CONSIGNE -
Poursuivez le texte sur le livre Paris insolite en reprenant juste après sa dernière phrase.

PASSAGE CHOISI -
------------

Il suffit d'être un tant soit peu amoureux de livres pour savoir que la plupart des grands éditeurs auraient pu faire de juteuses affaires dans l'indutrie agro-alimentaire tant la vente de briquettes de soupe au format livre de poche semble leur activité principale.
Comment alors ne pas se réjouir des initiatives courageuses de "petites" maisons d'édition, capables d'assaisonner autre chose que la triste tambouille des rentrées littéraires à répétition ?
La réédition du Paris insolite, roman aléatoire, de Jean-Paul Clébert, a vu le jour en août dernier, aux éditions Attila, et il faut souhaiter qu'elle s'installe pour longtemps sur les tables des bonnes librairies et dans les rayonnages de vos bibliothèques.
La renaissance de ce livre est peut-être au départ une simple histoire d'amoureux de livres, si j'interprête bien cette en-tête du verso de la page de titre:
Ce livre dormait dans notre bibliothèque depuis des années, et n'en serait peut-être jamais ressorti sans le double que nous offrit LOUIS, grand chineur et grand lecteur devant l'éternel.
Roman aléatoire de Jean-Paul Clébert
authentifié par 115 photographies de Patrice Molinard.
Paru chez Denoël en 1952, sous ce titre anodin de guide pour touristes décalés, le livre de Jean-Paul Clébert est la chronique d'une errance dans le Paris des marginaux et des déclassés, à la toute fin des années 40, c'est à dire dans un Paris désormais presque totalement disparu.
Le livre rencontra un beau succès, et un an après sa sortie, Jean-Paul Clébert est reparti sur les lieux avec le photographe, Patrice Molinard, qui en a ramené 115 superbes clichés qui ont été utilisés pour illustrer l'édition du Club du meilleur livre, en 1954.
N'ayant jamais eu entre les mains cette édition illustrée originale, je ne peux dire si la présente s'en inspire de près ou de loin, mais j'y ai retrouvé avec plaisir le charme des livres anciens: épaisseur du papier, mise en page, grain des photos et goût de la belle ouvrage.
Cette présentation joliment datée permet de découvrir dans les meilleures conditions de lecture possibles le texte que Jean-Paul Clébert a composé à partir des observations, notes, anecdotes et souvenirs dans sa descente dans la dèche parisienne. Bien que la rue et la vie dans la rue aient profondément changé en plus d'un demi-siècle, Paris insolite accroche immédiatement par son authenticité et sa vérité. Contrairement à certains auteurs de cette époque, qui cherchaient leur inspiration dans le "fantastique social", Jean-Paul Clébert ne donne pas dans l'accumulation de pittoresque complaisant, ou dans l'étalage de poésie frelatée. Chez lui, la vie dans la débine est vie de débine: il faut s'abriter, manger, dormir, faire l'amour, boire, se laver... et le plus souvent dans les pires conditions, qui n'ont rien de pittoresques ou de poétique.

------------

DONNÉES EXTRAITES -
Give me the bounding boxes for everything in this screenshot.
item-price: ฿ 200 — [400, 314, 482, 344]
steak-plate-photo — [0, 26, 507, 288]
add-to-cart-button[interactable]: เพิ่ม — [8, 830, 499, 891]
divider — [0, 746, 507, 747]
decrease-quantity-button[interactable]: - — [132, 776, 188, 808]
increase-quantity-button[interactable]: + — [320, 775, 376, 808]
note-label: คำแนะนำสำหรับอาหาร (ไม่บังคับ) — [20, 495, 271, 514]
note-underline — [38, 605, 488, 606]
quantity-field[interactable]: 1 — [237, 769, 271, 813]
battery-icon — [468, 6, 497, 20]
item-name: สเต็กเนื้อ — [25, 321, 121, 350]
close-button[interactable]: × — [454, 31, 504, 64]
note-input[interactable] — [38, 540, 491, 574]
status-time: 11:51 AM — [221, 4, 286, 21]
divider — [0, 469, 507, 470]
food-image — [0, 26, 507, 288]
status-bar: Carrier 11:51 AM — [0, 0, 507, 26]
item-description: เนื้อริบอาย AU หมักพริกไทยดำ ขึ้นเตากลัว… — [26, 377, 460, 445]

------------

RÉPONSE -
La poésie, elle réside surtout dans le travail d'écriture mené par ce faux paresseux de Clébert sur une langue riche, drue, qui utilise toute l'étendue des registres, familier, littéraire, argotique.. Et qui surtout n'a pas vieilli d'un poil, miracle que seul peut réaliser un écrivain qui possède le goût de la langue.
Parmi les extraits cités dans la revue de presse de la première édition, donnés par l'éditeur en fin de volume, on peut relever cette note de Jean Blanzat, dans Le Figaro Littéraire du 6 décembre 1952:
On n'aurait pas osé penser, pas osé espérer, que ce livre ait un style. Or le style est là.
Quel coup d'œil ce Blanzat !
Pour le style (mais pas que...), je vous laisse juger de cette page tirée du chapitre trois:
On se surprend à le dire tout haut, j'ai faim, ça devient une expression, un son double, une onomatopée dont la prononciation étonne, dont le sens devient fugace, insaisissable, un vocable étranger qu'il faudrait chercher dans le dictionnaire de la mémoire (facticité d'un langage familier)...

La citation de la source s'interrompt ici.